Aim of the task: No images are to be carried over; print all other material exactly as it stands.

Given data:
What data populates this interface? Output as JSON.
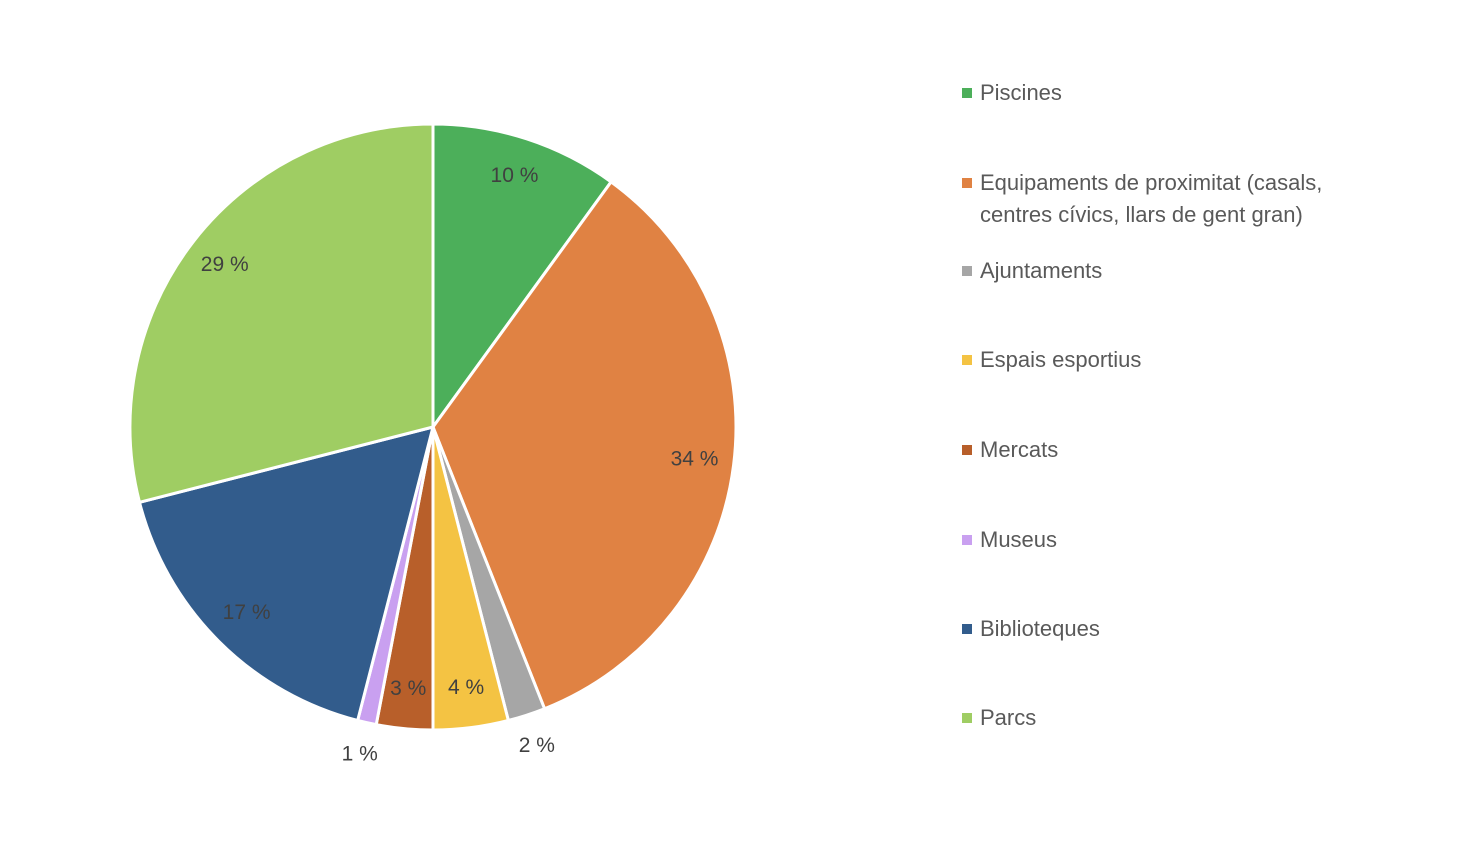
{
  "chart_data": {
    "type": "pie",
    "categories": [
      "Piscines",
      "Equipaments de proximitat (casals, centres cívics, llars de gent gran)",
      "Ajuntaments",
      "Espais esportius",
      "Mercats",
      "Museus",
      "Biblioteques",
      "Parcs"
    ],
    "values": [
      10,
      34,
      2,
      4,
      3,
      1,
      17,
      29
    ],
    "value_labels": [
      "10 %",
      "34 %",
      "2 %",
      "4 %",
      "3 %",
      "1 %",
      "17 %",
      "29 %"
    ],
    "colors": [
      "#4caf5a",
      "#e08243",
      "#a6a6a6",
      "#f4c343",
      "#b85f2a",
      "#c9a0f0",
      "#325c8c",
      "#9fcd63"
    ],
    "legend": "right"
  }
}
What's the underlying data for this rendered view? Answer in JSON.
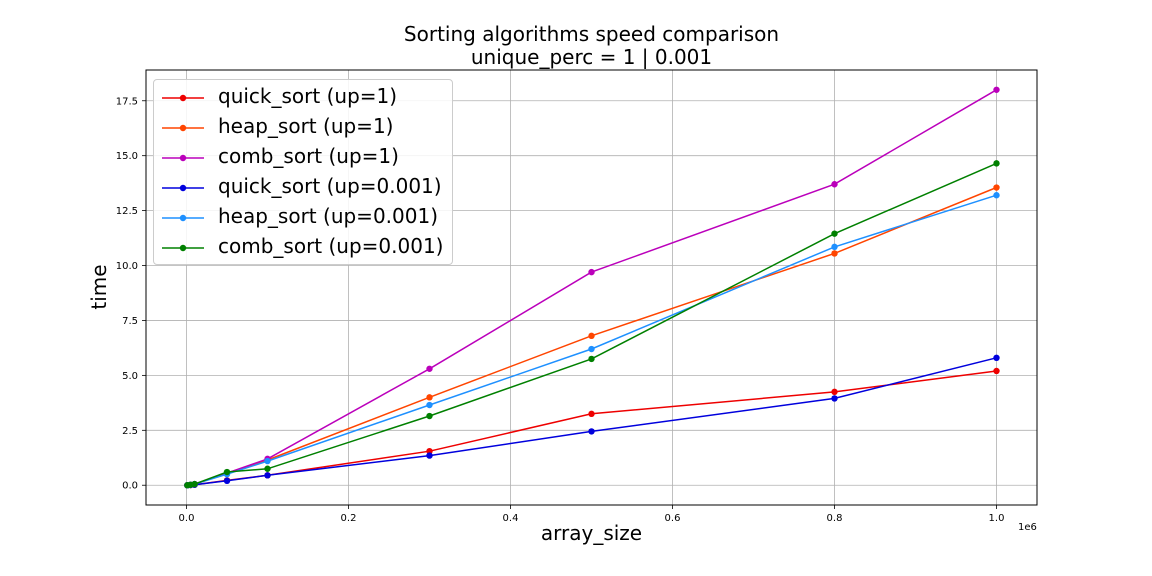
{
  "chart_data": {
    "type": "line",
    "title": "Sorting algorithms speed comparison",
    "subtitle": "unique_perc = 1 | 0.001",
    "xlabel": "array_size",
    "ylabel": "time",
    "x_offset_label": "1e6",
    "xlim": [
      -50000,
      1050000
    ],
    "ylim": [
      -0.9,
      18.9
    ],
    "x_ticks": [
      0,
      200000,
      400000,
      600000,
      800000,
      1000000
    ],
    "x_tick_labels": [
      "0.0",
      "0.2",
      "0.4",
      "0.6",
      "0.8",
      "1.0"
    ],
    "y_ticks": [
      0,
      2.5,
      5,
      7.5,
      10,
      12.5,
      15,
      17.5
    ],
    "y_tick_labels": [
      "0.0",
      "2.5",
      "5.0",
      "7.5",
      "10.0",
      "12.5",
      "15.0",
      "17.5"
    ],
    "grid": true,
    "legend_position": "top-left",
    "x": [
      1000,
      5000,
      10000,
      50000,
      100000,
      300000,
      500000,
      800000,
      1000000
    ],
    "series": [
      {
        "name": "quick_sort (up=1)",
        "color": "#ee0000",
        "values": [
          0.0,
          0.01,
          0.02,
          0.22,
          0.45,
          1.55,
          3.25,
          4.25,
          5.2
        ]
      },
      {
        "name": "heap_sort (up=1)",
        "color": "#ff4500",
        "values": [
          0.0,
          0.02,
          0.05,
          0.55,
          1.15,
          4.0,
          6.8,
          10.55,
          13.55
        ]
      },
      {
        "name": "comb_sort (up=1)",
        "color": "#bb00bb",
        "values": [
          0.0,
          0.02,
          0.05,
          0.55,
          1.2,
          5.3,
          9.7,
          13.7,
          18.0
        ]
      },
      {
        "name": "quick_sort (up=0.001)",
        "color": "#0000dd",
        "values": [
          0.0,
          0.01,
          0.02,
          0.2,
          0.45,
          1.35,
          2.45,
          3.95,
          5.8
        ]
      },
      {
        "name": "heap_sort (up=0.001)",
        "color": "#1e90ff",
        "values": [
          0.0,
          0.02,
          0.05,
          0.5,
          1.1,
          3.65,
          6.2,
          10.85,
          13.2
        ]
      },
      {
        "name": "comb_sort (up=0.001)",
        "color": "#008000",
        "values": [
          0.0,
          0.02,
          0.05,
          0.6,
          0.75,
          3.15,
          5.75,
          11.45,
          14.65
        ]
      }
    ]
  }
}
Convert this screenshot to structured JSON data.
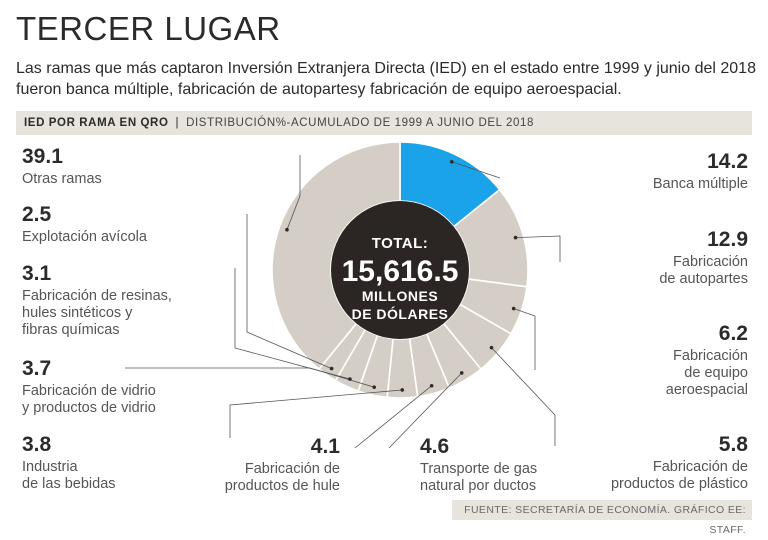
{
  "title": "TERCER LUGAR",
  "subtitle": "Las ramas que más captaron Inversión Extranjera Directa (IED) en el estado entre 1999 y junio del 2018 fueron banca múltiple, fabricación de autopartesy fabricación de equipo aeroespacial.",
  "header": {
    "title": "IED POR RAMA EN QRO",
    "separator": "|",
    "subtitle": "DISTRIBUCIÓN%-ACUMULADO DE 1999 A JUNIO DEL 2018"
  },
  "center": {
    "line1": "TOTAL:",
    "line2": "15,616.5",
    "line3": "MILLONES",
    "line4": "DE DÓLARES"
  },
  "source": "FUENTE: SECRETARÍA DE ECONOMÍA. GRÁFICO EE: STAFF.",
  "colors": {
    "ring": "#d4cec6",
    "highlight": "#1aa3e8",
    "center": "#2b2623",
    "divider": "#ffffff",
    "leader": "#555555"
  },
  "chart_data": {
    "type": "pie",
    "unit": "%",
    "total": 15616.5,
    "total_unit": "MILLONES DE DÓLARES",
    "slices": [
      {
        "value": 14.2,
        "value_label": "14.2",
        "label_lines": [
          "Banca múltiple"
        ],
        "highlight": true
      },
      {
        "value": 12.9,
        "value_label": "12.9",
        "label_lines": [
          "Fabricación",
          "de autopartes"
        ],
        "highlight": false
      },
      {
        "value": 6.2,
        "value_label": "6.2",
        "label_lines": [
          "Fabricación",
          "de equipo",
          "aeroespacial"
        ],
        "highlight": false
      },
      {
        "value": 5.8,
        "value_label": "5.8",
        "label_lines": [
          "Fabricación de",
          "productos de plástico"
        ],
        "highlight": false
      },
      {
        "value": 4.6,
        "value_label": "4.6",
        "label_lines": [
          "Transporte de gas",
          "natural por ductos"
        ],
        "highlight": false
      },
      {
        "value": 4.1,
        "value_label": "4.1",
        "label_lines": [
          "Fabricación de",
          "productos de hule"
        ],
        "highlight": false
      },
      {
        "value": 3.8,
        "value_label": "3.8",
        "label_lines": [
          "Industria",
          "de las bebidas"
        ],
        "highlight": false
      },
      {
        "value": 3.7,
        "value_label": "3.7",
        "label_lines": [
          "Fabricación de vidrio",
          "y productos de vidrio"
        ],
        "highlight": false
      },
      {
        "value": 3.1,
        "value_label": "3.1",
        "label_lines": [
          "Fabricación de resinas,",
          "hules sintéticos y",
          "fibras químicas"
        ],
        "highlight": false
      },
      {
        "value": 2.5,
        "value_label": "2.5",
        "label_lines": [
          "Explotación avícola"
        ],
        "highlight": false
      },
      {
        "value": 39.1,
        "value_label": "39.1",
        "label_lines": [
          "Otras ramas"
        ],
        "highlight": false
      }
    ]
  }
}
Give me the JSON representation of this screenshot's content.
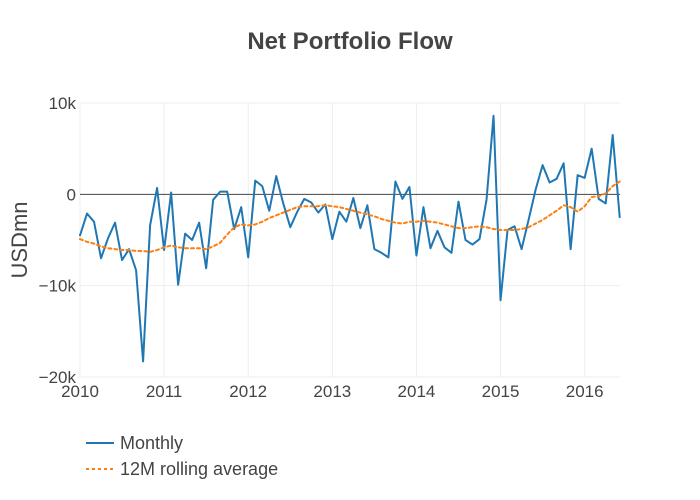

Reply:
What data populates this interface? Output as JSON.
{
  "chart_data": {
    "type": "pie",
    "categories": [
      "Piscines",
      "Equipaments de proximitat (casals, centres cívics, llars de gent gran)",
      "Ajuntaments",
      "Espais esportius",
      "Mercats",
      "Museus",
      "Biblioteques",
      "Parcs"
    ],
    "values": [
      10,
      34,
      2,
      4,
      3,
      1,
      17,
      29
    ],
    "value_labels": [
      "10 %",
      "34 %",
      "2 %",
      "4 %",
      "3 %",
      "1 %",
      "17 %",
      "29 %"
    ],
    "colors": [
      "#4caf5a",
      "#e08243",
      "#a6a6a6",
      "#f4c343",
      "#b85f2a",
      "#c9a0f0",
      "#325c8c",
      "#9fcd63"
    ],
    "legend": "right"
  }
}
What's the underlying data for this rendered view? Answer in JSON.
{
  "chart_data": {
    "type": "line",
    "title": "Sorting algorithms speed comparison",
    "subtitle": "unique_perc = 1 | 0.001",
    "xlabel": "array_size",
    "ylabel": "time",
    "x_offset_label": "1e6",
    "xlim": [
      -50000,
      1050000
    ],
    "ylim": [
      -0.9,
      18.9
    ],
    "x_ticks": [
      0,
      200000,
      400000,
      600000,
      800000,
      1000000
    ],
    "x_tick_labels": [
      "0.0",
      "0.2",
      "0.4",
      "0.6",
      "0.8",
      "1.0"
    ],
    "y_ticks": [
      0,
      2.5,
      5,
      7.5,
      10,
      12.5,
      15,
      17.5
    ],
    "y_tick_labels": [
      "0.0",
      "2.5",
      "5.0",
      "7.5",
      "10.0",
      "12.5",
      "15.0",
      "17.5"
    ],
    "grid": true,
    "legend_position": "top-left",
    "x": [
      1000,
      5000,
      10000,
      50000,
      100000,
      300000,
      500000,
      800000,
      1000000
    ],
    "series": [
      {
        "name": "quick_sort (up=1)",
        "color": "#ee0000",
        "values": [
          0.0,
          0.01,
          0.02,
          0.22,
          0.45,
          1.55,
          3.25,
          4.25,
          5.2
        ]
      },
      {
        "name": "heap_sort (up=1)",
        "color": "#ff4500",
        "values": [
          0.0,
          0.02,
          0.05,
          0.55,
          1.15,
          4.0,
          6.8,
          10.55,
          13.55
        ]
      },
      {
        "name": "comb_sort (up=1)",
        "color": "#bb00bb",
        "values": [
          0.0,
          0.02,
          0.05,
          0.55,
          1.2,
          5.3,
          9.7,
          13.7,
          18.0
        ]
      },
      {
        "name": "quick_sort (up=0.001)",
        "color": "#0000dd",
        "values": [
          0.0,
          0.01,
          0.02,
          0.2,
          0.45,
          1.35,
          2.45,
          3.95,
          5.8
        ]
      },
      {
        "name": "heap_sort (up=0.001)",
        "color": "#1e90ff",
        "values": [
          0.0,
          0.02,
          0.05,
          0.5,
          1.1,
          3.65,
          6.2,
          10.85,
          13.2
        ]
      },
      {
        "name": "comb_sort (up=0.001)",
        "color": "#008000",
        "values": [
          0.0,
          0.02,
          0.05,
          0.6,
          0.75,
          3.15,
          5.75,
          11.45,
          14.65
        ]
      }
    ]
  }
}
Convert this screenshot to structured JSON data.
{
  "title": "TERCER LUGAR",
  "subtitle": "Las ramas que más captaron Inversión Extranjera Directa (IED) en el estado entre 1999 y junio del 2018 fueron banca múltiple, fabricación de autopartesy fabricación de equipo aeroespacial.",
  "header": {
    "title": "IED POR RAMA EN QRO",
    "separator": "|",
    "subtitle": "DISTRIBUCIÓN%-ACUMULADO DE 1999 A JUNIO DEL 2018"
  },
  "center": {
    "line1": "TOTAL:",
    "line2": "15,616.5",
    "line3": "MILLONES",
    "line4": "DE DÓLARES"
  },
  "source": "FUENTE: SECRETARÍA DE ECONOMÍA. GRÁFICO EE: STAFF.",
  "colors": {
    "ring": "#d4cec6",
    "highlight": "#1aa3e8",
    "center": "#2b2623",
    "divider": "#ffffff",
    "leader": "#555555"
  },
  "chart_data": {
    "type": "pie",
    "unit": "%",
    "total": 15616.5,
    "total_unit": "MILLONES DE DÓLARES",
    "slices": [
      {
        "value": 14.2,
        "value_label": "14.2",
        "label_lines": [
          "Banca múltiple"
        ],
        "highlight": true
      },
      {
        "value": 12.9,
        "value_label": "12.9",
        "label_lines": [
          "Fabricación",
          "de autopartes"
        ],
        "highlight": false
      },
      {
        "value": 6.2,
        "value_label": "6.2",
        "label_lines": [
          "Fabricación",
          "de equipo",
          "aeroespacial"
        ],
        "highlight": false
      },
      {
        "value": 5.8,
        "value_label": "5.8",
        "label_lines": [
          "Fabricación de",
          "productos de plástico"
        ],
        "highlight": false
      },
      {
        "value": 4.6,
        "value_label": "4.6",
        "label_lines": [
          "Transporte de gas",
          "natural por ductos"
        ],
        "highlight": false
      },
      {
        "value": 4.1,
        "value_label": "4.1",
        "label_lines": [
          "Fabricación de",
          "productos de hule"
        ],
        "highlight": false
      },
      {
        "value": 3.8,
        "value_label": "3.8",
        "label_lines": [
          "Industria",
          "de las bebidas"
        ],
        "highlight": false
      },
      {
        "value": 3.7,
        "value_label": "3.7",
        "label_lines": [
          "Fabricación de vidrio",
          "y productos de vidrio"
        ],
        "highlight": false
      },
      {
        "value": 3.1,
        "value_label": "3.1",
        "label_lines": [
          "Fabricación de resinas,",
          "hules sintéticos y",
          "fibras químicas"
        ],
        "highlight": false
      },
      {
        "value": 2.5,
        "value_label": "2.5",
        "label_lines": [
          "Explotación avícola"
        ],
        "highlight": false
      },
      {
        "value": 39.1,
        "value_label": "39.1",
        "label_lines": [
          "Otras ramas"
        ],
        "highlight": false
      }
    ]
  }
}
Give me the JSON representation of this screenshot's content.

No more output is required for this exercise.